• [Activities]
1/ In the forum thread welcoming a mouse breeder from Poland, what does Lidia say she is studying?
2/ Write the next part of the forum thread welcoming a mouse breeder from Poland, picking up from where it stops.

• [Document passage]
_ _ _ _ _

# Hello:) I`m from Poland...



## Lily (Mar 26, 2009)

Hi 
I don't speak English well, therefore please forgive me my mistakes. I will try to be understandable. 
I am a Pole and I love mice. In Polish Mouse Club I don't have big achievements, for I have just begun. I have the internship. Very much your mice interested me. They are very beautiful, simply excellent!  I would like at one time to achieve some beautiful changes in breeding. I am studying animal husbandry and I want to connect my profession and future life with animals. Here in Poland most people are dead-earnest and laugh at my dreams. I believe that you will accept me and you will treat os one of you. What I am interested in the most, are the long-haired and astrex mice in varieties: black, BEW, red (red sable) and chocolate (chocolate tan).

These are a few of lovely mice of mine:


















































I have also Berberian mice (Lemniscomys barbarus):

















I am greeting warmly:
Lidia


----------



## DomLangowski (Oct 2, 2008)

Hi Lidia, Welcome to our forum 

That mouse in your first picture is stunning


----------



## Lily (Mar 26, 2009)

I am glad that you like it.  Its name is Malczik. It is a male, he was born in February. He is very good-natured.


----------



## SarahY (Nov 6, 2008)

Welcome! Love the dove tan 

Sarah xxx


----------



## Angelmouse (Oct 3, 2008)

_ _ _ _ _

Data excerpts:
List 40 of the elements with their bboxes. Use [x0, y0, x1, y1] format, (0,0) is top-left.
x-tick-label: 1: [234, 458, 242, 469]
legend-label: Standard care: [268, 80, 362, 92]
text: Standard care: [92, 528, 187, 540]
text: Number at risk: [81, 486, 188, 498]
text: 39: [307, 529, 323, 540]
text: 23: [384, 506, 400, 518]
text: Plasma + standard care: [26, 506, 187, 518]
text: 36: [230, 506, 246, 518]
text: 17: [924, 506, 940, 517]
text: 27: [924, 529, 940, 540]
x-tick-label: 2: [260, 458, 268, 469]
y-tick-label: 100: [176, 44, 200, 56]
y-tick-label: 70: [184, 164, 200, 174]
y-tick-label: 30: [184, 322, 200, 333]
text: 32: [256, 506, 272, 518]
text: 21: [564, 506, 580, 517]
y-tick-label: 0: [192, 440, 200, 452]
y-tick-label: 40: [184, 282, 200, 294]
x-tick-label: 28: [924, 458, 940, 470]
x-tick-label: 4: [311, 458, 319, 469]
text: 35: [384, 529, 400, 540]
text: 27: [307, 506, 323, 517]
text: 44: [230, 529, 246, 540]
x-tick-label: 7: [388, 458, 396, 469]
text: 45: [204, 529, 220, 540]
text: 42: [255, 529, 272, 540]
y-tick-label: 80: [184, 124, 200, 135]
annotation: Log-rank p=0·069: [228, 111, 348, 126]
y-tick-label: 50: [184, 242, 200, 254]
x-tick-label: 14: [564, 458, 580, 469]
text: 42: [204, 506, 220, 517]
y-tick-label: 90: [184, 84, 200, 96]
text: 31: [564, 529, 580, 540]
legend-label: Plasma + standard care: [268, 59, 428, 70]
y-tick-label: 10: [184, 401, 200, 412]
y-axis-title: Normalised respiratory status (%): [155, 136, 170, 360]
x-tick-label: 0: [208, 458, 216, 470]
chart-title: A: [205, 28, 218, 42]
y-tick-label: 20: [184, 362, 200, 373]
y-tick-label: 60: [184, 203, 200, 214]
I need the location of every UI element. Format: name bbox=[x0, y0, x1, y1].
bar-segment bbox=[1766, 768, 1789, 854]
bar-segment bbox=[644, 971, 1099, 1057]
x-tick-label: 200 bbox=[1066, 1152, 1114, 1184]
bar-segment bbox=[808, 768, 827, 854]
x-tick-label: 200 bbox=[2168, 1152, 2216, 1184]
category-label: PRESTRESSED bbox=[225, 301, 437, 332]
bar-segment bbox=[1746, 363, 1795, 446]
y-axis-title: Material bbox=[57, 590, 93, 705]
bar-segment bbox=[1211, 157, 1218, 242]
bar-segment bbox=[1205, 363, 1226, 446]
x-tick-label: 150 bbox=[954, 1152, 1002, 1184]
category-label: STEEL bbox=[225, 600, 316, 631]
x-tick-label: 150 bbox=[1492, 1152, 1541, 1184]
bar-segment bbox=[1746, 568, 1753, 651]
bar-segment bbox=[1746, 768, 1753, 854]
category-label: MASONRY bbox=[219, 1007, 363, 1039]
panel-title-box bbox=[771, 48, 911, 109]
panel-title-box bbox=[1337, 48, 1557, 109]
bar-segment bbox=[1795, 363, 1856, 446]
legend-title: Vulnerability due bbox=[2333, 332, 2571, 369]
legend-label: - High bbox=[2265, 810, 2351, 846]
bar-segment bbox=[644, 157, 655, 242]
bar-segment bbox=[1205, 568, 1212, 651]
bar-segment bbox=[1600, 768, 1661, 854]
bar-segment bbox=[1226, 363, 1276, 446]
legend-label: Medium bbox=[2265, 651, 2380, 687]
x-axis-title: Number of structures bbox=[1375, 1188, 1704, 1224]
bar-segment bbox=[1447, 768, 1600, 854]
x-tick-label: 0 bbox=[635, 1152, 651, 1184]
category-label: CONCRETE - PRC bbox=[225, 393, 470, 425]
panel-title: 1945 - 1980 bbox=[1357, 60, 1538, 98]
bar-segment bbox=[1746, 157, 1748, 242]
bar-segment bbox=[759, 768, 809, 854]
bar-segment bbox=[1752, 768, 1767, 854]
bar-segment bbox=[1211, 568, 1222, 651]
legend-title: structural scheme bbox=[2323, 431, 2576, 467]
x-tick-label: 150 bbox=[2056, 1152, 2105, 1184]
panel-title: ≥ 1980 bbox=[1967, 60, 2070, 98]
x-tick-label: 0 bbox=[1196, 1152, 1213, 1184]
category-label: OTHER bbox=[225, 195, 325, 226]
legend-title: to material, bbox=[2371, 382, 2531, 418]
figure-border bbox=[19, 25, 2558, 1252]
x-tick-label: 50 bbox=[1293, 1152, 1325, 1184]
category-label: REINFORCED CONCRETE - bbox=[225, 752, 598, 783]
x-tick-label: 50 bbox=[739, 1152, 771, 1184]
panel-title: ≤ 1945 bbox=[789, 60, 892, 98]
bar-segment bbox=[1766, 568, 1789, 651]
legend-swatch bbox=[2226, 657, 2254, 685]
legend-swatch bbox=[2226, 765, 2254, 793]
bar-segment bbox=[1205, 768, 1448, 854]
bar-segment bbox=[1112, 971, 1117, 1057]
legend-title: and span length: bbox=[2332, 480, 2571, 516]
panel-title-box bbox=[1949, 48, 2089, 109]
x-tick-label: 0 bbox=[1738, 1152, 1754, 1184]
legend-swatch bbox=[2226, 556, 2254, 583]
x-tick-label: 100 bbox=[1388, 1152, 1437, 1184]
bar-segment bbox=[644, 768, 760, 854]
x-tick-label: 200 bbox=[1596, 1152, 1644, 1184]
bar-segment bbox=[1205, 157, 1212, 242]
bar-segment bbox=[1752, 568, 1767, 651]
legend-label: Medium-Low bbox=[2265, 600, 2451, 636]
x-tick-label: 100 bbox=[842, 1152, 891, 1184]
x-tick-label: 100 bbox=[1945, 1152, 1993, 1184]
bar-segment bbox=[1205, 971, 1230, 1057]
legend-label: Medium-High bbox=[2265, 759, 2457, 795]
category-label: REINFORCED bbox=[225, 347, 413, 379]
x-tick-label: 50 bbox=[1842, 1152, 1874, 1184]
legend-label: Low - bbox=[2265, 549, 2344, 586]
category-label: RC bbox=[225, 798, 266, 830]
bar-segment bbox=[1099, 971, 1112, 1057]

_ _ _ _ _

• [Results of the exercise]
1/ Animal husbandry.

2/
Hi Welcome, I am also interested in Longhaires but its so hard to get hold of any good ones, yours are lovely, shame you dont live in England  All mine seem to grow into their lovely long coats as they age.


----------



## Lily (Mar 26, 2009)

Angelmouse said:


> shame you dont live in England


I don't live in England, but I have family living in Cambridge. It is likely that I will come to see there in September.  I will have had then litters after Malczik (lhs chocolate sable) with lovely young girls: chocolate, chocolate tan, cinamon, red and BEW. They are short-haired, but they are carrying the lh gene after parents  BEW has 7 lhs in its lineage.

These are kids of the sister of her mother, which are owned by a friend of mine: 

















We could make an international exchange.


----------



## sommy (Mar 1, 2009)

Wow! All of your mice are stunning! :shock:


----------



## Lily (Mar 26, 2009)

Heh, thanks. I am enraptured your rumpwhite - in Poland they aren't.


----------



## ian (Oct 3, 2008)

Hello, I breed rumpwhites and I live in Cambridge. Let me know if you do visit and you can have some rumpwhites.


----------



## dangermouse (Oct 4, 2008)

hiya..... just love your first mouse in pic .... stunning.........


----------



## sommy (Mar 1, 2009)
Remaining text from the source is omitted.